Given data ▸

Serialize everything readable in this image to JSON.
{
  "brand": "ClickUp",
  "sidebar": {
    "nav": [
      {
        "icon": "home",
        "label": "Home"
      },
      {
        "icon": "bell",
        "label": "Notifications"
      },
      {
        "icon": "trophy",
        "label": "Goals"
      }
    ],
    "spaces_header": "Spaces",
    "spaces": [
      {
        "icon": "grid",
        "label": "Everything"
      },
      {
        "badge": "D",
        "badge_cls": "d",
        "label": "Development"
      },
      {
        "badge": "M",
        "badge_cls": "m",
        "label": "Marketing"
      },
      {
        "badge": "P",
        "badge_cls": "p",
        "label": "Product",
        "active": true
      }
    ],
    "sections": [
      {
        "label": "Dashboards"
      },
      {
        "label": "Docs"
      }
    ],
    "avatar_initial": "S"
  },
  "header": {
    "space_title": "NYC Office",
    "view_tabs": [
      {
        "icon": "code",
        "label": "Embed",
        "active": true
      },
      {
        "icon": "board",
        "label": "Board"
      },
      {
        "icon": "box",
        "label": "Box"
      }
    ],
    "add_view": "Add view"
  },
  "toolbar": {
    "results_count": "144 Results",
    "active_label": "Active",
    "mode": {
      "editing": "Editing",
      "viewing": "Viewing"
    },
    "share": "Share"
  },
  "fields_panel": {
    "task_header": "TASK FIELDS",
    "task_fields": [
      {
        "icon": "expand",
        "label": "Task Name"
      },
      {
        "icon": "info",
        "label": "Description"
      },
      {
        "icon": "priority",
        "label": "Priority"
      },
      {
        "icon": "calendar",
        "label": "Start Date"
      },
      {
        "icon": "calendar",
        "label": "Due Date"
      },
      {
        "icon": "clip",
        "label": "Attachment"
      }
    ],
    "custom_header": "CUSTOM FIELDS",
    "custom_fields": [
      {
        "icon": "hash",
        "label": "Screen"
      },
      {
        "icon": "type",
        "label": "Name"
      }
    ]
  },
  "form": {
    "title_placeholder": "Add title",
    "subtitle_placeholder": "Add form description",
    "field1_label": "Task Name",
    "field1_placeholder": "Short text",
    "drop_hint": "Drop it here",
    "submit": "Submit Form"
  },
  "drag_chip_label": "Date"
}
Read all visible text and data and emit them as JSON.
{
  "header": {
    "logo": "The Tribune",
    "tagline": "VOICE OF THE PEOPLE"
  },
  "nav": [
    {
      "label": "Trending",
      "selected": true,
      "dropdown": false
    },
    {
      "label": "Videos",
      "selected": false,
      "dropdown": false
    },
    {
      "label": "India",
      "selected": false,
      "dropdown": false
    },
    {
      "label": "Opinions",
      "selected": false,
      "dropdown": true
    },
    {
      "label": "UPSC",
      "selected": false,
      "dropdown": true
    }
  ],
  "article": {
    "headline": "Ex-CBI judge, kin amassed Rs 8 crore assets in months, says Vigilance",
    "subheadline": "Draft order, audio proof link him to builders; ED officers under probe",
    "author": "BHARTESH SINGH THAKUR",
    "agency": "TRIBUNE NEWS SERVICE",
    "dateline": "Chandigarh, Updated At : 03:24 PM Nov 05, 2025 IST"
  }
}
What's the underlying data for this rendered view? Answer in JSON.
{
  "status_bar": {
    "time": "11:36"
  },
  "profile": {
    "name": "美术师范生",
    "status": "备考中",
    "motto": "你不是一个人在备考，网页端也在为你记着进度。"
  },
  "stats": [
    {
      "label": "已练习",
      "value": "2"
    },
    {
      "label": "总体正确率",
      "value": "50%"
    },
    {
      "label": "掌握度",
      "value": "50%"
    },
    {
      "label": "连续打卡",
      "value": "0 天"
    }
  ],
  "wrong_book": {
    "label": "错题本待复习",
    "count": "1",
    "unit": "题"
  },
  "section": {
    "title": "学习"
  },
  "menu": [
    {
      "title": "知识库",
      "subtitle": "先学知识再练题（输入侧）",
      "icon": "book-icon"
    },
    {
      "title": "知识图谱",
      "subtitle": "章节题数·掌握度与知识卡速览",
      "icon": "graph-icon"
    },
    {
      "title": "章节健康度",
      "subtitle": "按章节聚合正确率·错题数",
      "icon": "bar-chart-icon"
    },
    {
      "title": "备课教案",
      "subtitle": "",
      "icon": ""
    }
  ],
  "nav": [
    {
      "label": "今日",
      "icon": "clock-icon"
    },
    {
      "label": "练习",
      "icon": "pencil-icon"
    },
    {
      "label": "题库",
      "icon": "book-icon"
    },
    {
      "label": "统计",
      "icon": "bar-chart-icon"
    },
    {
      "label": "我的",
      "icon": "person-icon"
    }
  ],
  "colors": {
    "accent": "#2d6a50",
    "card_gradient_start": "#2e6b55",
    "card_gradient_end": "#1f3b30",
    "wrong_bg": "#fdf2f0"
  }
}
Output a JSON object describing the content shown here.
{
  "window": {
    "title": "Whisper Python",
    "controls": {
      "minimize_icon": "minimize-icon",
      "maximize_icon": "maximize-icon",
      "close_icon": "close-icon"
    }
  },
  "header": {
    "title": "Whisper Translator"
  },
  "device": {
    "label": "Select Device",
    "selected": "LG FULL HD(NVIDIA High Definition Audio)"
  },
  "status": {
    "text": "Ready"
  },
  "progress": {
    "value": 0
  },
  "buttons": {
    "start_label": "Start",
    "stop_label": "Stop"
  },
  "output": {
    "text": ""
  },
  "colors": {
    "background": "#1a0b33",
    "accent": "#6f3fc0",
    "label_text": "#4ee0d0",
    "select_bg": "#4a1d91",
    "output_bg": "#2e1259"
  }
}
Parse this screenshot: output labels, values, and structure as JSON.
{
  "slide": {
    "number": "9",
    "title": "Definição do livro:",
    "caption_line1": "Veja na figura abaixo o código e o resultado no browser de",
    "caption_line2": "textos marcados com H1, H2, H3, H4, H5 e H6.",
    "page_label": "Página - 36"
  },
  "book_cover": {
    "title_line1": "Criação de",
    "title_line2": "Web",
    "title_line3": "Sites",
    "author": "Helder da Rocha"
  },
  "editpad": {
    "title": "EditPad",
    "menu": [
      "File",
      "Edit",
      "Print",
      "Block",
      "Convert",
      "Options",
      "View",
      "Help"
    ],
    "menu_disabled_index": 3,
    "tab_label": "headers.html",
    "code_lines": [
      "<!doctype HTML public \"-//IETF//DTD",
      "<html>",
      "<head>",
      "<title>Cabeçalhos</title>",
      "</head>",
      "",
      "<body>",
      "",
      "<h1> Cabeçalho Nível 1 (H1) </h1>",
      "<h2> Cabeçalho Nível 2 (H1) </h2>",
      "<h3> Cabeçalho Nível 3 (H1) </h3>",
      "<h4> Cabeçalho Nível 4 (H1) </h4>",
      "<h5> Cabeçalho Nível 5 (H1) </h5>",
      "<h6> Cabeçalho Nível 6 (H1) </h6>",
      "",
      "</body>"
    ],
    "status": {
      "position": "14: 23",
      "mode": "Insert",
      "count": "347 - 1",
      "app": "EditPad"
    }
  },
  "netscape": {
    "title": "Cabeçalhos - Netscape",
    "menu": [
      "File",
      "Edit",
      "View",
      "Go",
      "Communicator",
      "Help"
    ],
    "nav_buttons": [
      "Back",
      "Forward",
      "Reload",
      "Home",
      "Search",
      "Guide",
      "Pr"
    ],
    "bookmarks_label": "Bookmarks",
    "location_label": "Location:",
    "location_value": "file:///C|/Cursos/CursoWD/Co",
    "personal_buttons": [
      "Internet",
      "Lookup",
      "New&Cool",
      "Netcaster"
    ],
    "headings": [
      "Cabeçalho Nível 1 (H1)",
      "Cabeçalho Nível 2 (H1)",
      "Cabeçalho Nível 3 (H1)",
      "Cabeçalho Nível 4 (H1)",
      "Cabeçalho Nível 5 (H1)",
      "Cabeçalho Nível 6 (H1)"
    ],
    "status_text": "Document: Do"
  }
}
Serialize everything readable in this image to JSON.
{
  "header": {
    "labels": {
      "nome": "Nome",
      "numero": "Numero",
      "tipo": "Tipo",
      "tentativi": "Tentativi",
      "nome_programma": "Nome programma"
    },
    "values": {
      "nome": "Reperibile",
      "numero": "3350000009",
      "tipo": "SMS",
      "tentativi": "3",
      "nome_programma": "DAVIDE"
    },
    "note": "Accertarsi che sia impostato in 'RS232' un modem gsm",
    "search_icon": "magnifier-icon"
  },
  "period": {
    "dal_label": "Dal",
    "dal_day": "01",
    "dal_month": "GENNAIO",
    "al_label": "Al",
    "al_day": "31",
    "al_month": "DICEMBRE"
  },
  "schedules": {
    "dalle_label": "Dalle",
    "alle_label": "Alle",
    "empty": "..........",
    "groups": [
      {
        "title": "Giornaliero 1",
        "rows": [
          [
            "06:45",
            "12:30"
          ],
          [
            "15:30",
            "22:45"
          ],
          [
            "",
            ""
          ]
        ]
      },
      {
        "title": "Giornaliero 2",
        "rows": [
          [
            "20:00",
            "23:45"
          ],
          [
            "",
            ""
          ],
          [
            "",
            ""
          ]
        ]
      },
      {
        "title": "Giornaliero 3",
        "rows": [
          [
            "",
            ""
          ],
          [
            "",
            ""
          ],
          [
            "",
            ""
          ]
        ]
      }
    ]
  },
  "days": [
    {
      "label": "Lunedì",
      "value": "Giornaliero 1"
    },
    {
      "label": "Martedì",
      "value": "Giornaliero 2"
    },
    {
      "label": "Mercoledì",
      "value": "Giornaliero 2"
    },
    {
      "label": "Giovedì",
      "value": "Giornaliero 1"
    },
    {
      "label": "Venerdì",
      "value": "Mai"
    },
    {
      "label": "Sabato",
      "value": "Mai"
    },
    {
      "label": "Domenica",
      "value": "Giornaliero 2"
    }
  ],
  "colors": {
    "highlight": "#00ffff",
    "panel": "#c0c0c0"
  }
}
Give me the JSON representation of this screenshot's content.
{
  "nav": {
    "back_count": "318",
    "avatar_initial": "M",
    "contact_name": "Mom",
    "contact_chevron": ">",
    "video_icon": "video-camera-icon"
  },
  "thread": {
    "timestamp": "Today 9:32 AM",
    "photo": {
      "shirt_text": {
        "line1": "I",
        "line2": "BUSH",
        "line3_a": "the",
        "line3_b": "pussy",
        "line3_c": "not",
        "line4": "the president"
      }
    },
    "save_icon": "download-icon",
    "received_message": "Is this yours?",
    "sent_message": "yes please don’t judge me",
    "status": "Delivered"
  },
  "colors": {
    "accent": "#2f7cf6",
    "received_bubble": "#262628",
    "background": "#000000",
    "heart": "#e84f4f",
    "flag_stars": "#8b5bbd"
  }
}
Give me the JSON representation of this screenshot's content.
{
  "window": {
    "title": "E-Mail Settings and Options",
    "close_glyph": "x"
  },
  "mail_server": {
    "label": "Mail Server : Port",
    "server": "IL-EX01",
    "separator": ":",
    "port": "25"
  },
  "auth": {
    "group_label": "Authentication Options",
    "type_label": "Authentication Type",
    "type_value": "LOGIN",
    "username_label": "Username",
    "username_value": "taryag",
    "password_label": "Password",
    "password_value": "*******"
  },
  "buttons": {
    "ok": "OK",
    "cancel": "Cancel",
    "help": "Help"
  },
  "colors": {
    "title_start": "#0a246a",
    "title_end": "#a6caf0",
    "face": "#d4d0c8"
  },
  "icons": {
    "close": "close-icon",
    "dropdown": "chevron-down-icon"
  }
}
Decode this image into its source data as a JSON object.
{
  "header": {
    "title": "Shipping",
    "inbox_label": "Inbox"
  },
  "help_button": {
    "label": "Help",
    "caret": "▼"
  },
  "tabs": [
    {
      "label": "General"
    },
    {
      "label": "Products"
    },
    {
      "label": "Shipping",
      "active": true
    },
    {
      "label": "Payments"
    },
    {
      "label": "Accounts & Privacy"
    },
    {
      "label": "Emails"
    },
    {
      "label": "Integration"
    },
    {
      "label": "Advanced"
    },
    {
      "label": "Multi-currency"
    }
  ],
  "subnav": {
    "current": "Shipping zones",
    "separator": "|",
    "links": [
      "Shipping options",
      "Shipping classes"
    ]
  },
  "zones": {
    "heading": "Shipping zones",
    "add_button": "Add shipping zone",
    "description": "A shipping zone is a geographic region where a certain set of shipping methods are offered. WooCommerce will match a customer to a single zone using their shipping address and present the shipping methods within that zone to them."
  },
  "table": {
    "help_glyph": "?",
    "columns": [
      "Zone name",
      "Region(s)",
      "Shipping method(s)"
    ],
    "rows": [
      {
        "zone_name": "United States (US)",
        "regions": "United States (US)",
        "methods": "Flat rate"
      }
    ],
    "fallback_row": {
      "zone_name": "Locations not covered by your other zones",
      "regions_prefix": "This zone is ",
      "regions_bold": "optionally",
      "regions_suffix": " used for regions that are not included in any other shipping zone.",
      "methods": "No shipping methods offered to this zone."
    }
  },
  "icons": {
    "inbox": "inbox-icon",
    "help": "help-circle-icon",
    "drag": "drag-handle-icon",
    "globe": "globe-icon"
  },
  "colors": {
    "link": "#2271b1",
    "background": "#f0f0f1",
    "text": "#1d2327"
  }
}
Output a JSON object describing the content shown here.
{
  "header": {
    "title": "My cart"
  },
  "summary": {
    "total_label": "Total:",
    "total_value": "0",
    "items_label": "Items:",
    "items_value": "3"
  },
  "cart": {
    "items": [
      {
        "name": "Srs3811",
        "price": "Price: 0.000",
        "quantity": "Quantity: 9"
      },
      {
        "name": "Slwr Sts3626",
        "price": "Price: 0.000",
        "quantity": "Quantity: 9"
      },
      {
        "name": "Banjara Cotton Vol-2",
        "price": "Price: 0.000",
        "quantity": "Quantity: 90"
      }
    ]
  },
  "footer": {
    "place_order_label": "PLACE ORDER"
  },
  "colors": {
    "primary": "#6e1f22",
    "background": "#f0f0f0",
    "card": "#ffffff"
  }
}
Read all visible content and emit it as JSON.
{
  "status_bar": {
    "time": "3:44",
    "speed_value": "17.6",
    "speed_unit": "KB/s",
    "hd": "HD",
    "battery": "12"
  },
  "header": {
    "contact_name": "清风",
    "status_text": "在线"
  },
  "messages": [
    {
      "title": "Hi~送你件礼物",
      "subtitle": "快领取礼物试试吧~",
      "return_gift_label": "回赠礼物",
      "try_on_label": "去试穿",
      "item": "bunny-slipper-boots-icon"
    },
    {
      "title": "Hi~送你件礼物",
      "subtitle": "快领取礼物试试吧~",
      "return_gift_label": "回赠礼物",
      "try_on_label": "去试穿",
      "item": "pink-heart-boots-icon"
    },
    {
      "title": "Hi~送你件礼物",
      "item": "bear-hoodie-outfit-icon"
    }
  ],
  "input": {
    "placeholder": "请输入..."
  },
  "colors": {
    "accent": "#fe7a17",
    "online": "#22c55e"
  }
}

Exercise prompt ▸ Copy out every line holding the string "zones".

Answer to this exercise ▸
    "current": "Shipping zones",
  "zones": {
    "heading": "Shipping zones",
      "zone_name": "Locations not covered by your other zones",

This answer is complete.